------ Material provided ------

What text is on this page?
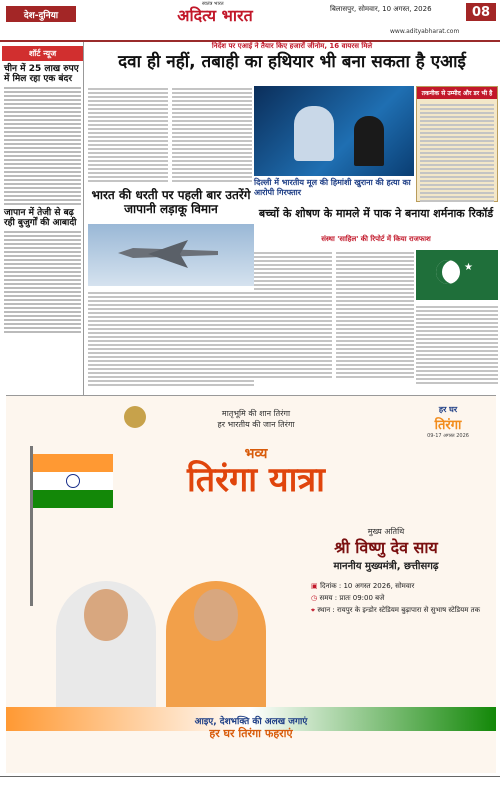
देश-दुनिया
स्वतंत्र भारत
अदित्य भारत	बिलासपुर, सोमवार, 10 अगस्त, 2026	08
www.adityabharat.com
शॉर्ट न्यूज
चीन में 25 लाख रुपए में मिल रहा एक बंदर
जापान में तेजी से बढ़ रही बुजुर्गों की आबादी
निर्देश पर एआई ने तैयार किए हजारों जीनोम, 16 वायरस मिले
दवा ही नहीं, तबाही का हथियार भी बना सकता है एआई
तकनीक से उम्मीद और डर भी है
भारत की धरती पर पहली बार उतरेंगे जापानी लड़ाकू विमान
दिल्ली में भारतीय मूल की हिमांशी खुराना की हत्या का आरोपी गिरफ्तार
बच्चों के शोषण के मामले में पाक ने बनाया शर्मनाक रिकॉर्ड
संस्था 'साहिल' की रिपोर्ट में किया राजफाश
★
मातृभूमि की शान तिरंगा
हर भारतीय की जान तिरंगा
हर घर
तिरंगा
09-17 अगस्त 2026
भव्य
तिरंगा यात्रा
मुख्य अतिथि
श्री विष्णु देव साय
माननीय मुख्यमंत्री, छत्तीसगढ़
▣ दिनांक : 10 अगस्त 2026, सोमवार
◷ समय : प्रातः 09:00 बजे
⌖ स्थान : रायपुर के इन्डोर स्टेडियम बुढ़ापारा से सुभाष स्टेडियम तक
आइए, देशभक्ति की अलख जगाएं
हर घर तिरंगा फहराएं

------

### Requirements
Each entry should be repeated exactly as it appears; the pictures stay out.

### Task output
What text is on this page?
देश-दुनिया
स्वतंत्र भारत
अदित्य भारत	बिलासपुर, सोमवार, 10 अगस्त, 2026	08
www.adityabharat.com
शॉर्ट न्यूज
चीन में 25 लाख रुपए में मिल रहा एक बंदर
जापान में तेजी से बढ़ रही बुजुर्गों की आबादी
निर्देश पर एआई ने तैयार किए हजारों जीनोम, 16 वायरस मिले
दवा ही नहीं, तबाही का हथियार भी बना सकता है एआई
तकनीक से उम्मीद और डर भी है
भारत की धरती पर पहली बार उतरेंगे जापानी लड़ाकू विमान
दिल्ली में भारतीय मूल की हिमांशी खुराना की हत्या का आरोपी गिरफ्तार
बच्चों के शोषण के मामले में पाक ने बनाया शर्मनाक रिकॉर्ड
संस्था 'साहिल' की रिपोर्ट में किया राजफाश
★
मातृभूमि की शान तिरंगा
हर भारतीय की जान तिरंगा
हर घर
तिरंगा
09-17 अगस्त 2026
भव्य
तिरंगा यात्रा
मुख्य अतिथि
श्री विष्णु देव साय
माननीय मुख्यमंत्री, छत्तीसगढ़
▣ दिनांक : 10 अगस्त 2026, सोमवार
◷ समय : प्रातः 09:00 बजे
⌖ स्थान : रायपुर के इन्डोर स्टेडियम बुढ़ापारा से सुभाष स्टेडियम तक
आइए, देशभक्ति की अलख जगाएं
हर घर तिरंगा फहराएं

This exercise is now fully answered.